Exercise brief: Pick out every line in the data below that holds "localidad".
Start of Supplied entries
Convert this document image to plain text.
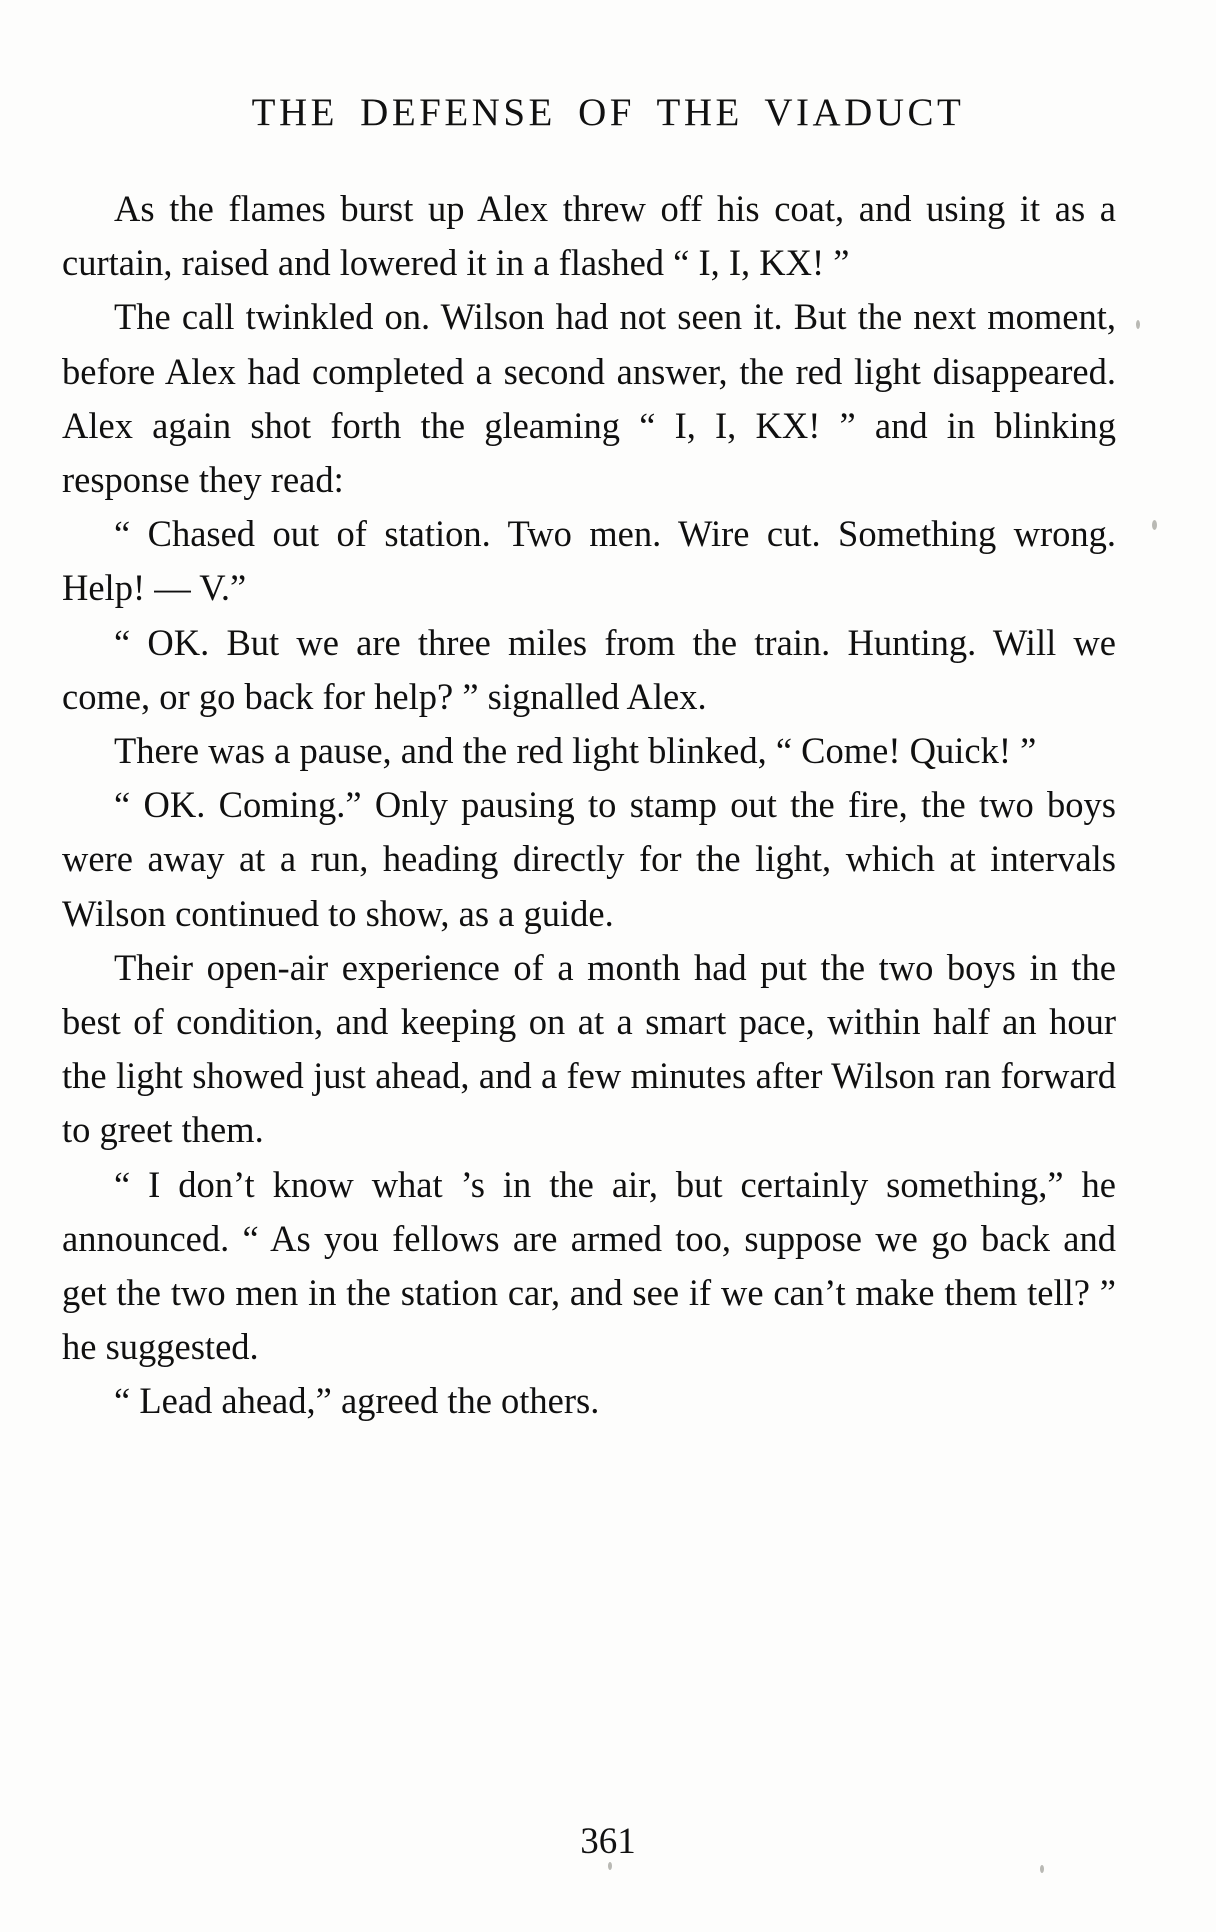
THE DEFENSE OF THE VIADUCT

As the flames burst up Alex threw off his coat, and using it as a curtain, raised and lowered it in a flashed “ I, I, KX! ”

The call twinkled on. Wilson had not seen it. But the next moment, before Alex had completed a second answer, the red light disappeared. Alex again shot forth the gleaming “ I, I, KX! ” and in blinking response they read:

“ Chased out of station. Two men. Wire cut. Something wrong. Help! — V.”

“ OK. But we are three miles from the train. Hunting. Will we come, or go back for help? ” signalled Alex.

There was a pause, and the red light blinked, “ Come! Quick! ”

“ OK. Coming.” Only pausing to stamp out the fire, the two boys were away at a run, heading directly for the light, which at intervals Wilson continued to show, as a guide.

Their open-air experience of a month had put the two boys in the best of condition, and keeping on at a smart pace, within half an hour the light showed just ahead, and a few minutes after Wilson ran forward to greet them.

“ I don’t know what ’s in the air, but certainly something,” he announced. “ As you fellows are armed too, suppose we go back and get the two men in the station car, and see if we can’t make them tell? ” he suggested.

“ Lead ahead,” agreed the others.

361
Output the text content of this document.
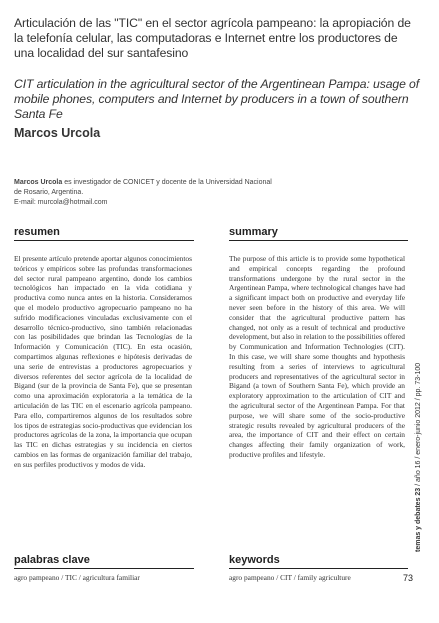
Articulación de las "TIC" en el sector agrícola pampeano: la apropiación de la telefonía celular, las computadoras e Internet entre los productores de una localidad del sur santafesino
CIT articulation in the agricultural sector of the Argentinean Pampa: usage of mobile phones, computers and Internet by producers in a town of southern Santa Fe
Marcos Urcola
Marcos Urcola es investigador de CONICET y docente de la Universidad Nacional de Rosario, Argentina.
E-mail: murcola@hotmail.com
resumen

El presente artículo pretende aportar algunos conocimientos teóricos y empíricos sobre las profundas transformaciones del sector rural pampeano argentino, donde los cambios tecnológicos han impactado en la vida cotidiana y productiva como nunca antes en la historia. Consideramos que el modelo productivo agropecuario pampeano no ha sufrido modificaciones vinculadas exclusivamente con el desarrollo técnico-productivo, sino también relacionadas con las posibilidades que brindan las Tecnologías de la Información y Comunicación (TIC). En esta ocasión, compartimos algunas reflexiones e hipótesis derivadas de una serie de entrevistas a productores agropecuarios y diversos referentes del sector agrícola de la localidad de Bigand (sur de la provincia de Santa Fe), que se presentan como una aproximación exploratoria a la temática de la articulación de las TIC en el escenario agrícola pampeano. Para ello, compartiremos algunos de los resultados sobre los tipos de estrategias socio-productivas que evidencian los productores agrícolas de la zona, la importancia que ocupan las TIC en dichas estrategias y su incidencia en ciertos cambios en las formas de organización familiar del trabajo, en sus perfiles productivos y modos de vida.

summary

The purpose of this article is to provide some hypothetical and empirical concepts regarding the profound transformations undergone by the rural sector in the Argentinean Pampa, where technological changes have had a significant impact both on productive and everyday life never seen before in the history of this area. We will consider that the agricultural productive pattern has changed, not only as a result of technical and productive development, but also in relation to the possibilities offered by Communication and Information Technologies (CIT). In this case, we will share some thoughts and hypothesis resulting from a series of interviews to agricultural producers and representatives of the agricultural sector in Bigand (a town of Southern Santa Fe), which provide an exploratory approximation to the articulation of CIT and the agricultural sector of the Argentinean Pampa. For that purpose, we will share some of the socio-productive strategic results revealed by agricultural producers of the area, the importance of CIT and their effect on certain changes affecting their family organization of work, productive profiles and lifestyle.

palabras clave
agro pampeano / TIC / agricultura familiar
keywords
agro pampeano / CIT / family agriculture
temas y debates 23 / año 16 / enero-junio 2012 / pp. 73-100
73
End of Supplied entries
Solution for this task:
Articulación de las "TIC" en el sector agrícola pampeano: la apropiación de la telefonía celular, las computadoras e Internet entre los productores de una localidad del sur santafesino
El presente artículo pretende aportar algunos conocimientos teóricos y empíricos sobre las profundas transformaciones del sector rural pampeano argentino, donde los cambios tecnológicos han impactado en la vida cotidiana y productiva como nunca antes en la historia. Consideramos que el modelo productivo agropecuario pampeano no ha sufrido modificaciones vinculadas exclusivamente con el desarrollo técnico-productivo, sino también relacionadas con las posibilidades que brindan las Tecnologías de la Información y Comunicación (TIC). En esta ocasión, compartimos algunas reflexiones e hipótesis derivadas de una serie de entrevistas a productores agropecuarios y diversos referentes del sector agrícola de la localidad de Bigand (sur de la provincia de Santa Fe), que se presentan como una aproximación exploratoria a la temática de la articulación de las TIC en el escenario agrícola pampeano. Para ello, compartiremos algunos de los resultados sobre los tipos de estrategias socio-productivas que evidencian los productores agrícolas de la zona, la importancia que ocupan las TIC en dichas estrategias y su incidencia en ciertos cambios en las formas de organización familiar del trabajo, en sus perfiles productivos y modos de vida.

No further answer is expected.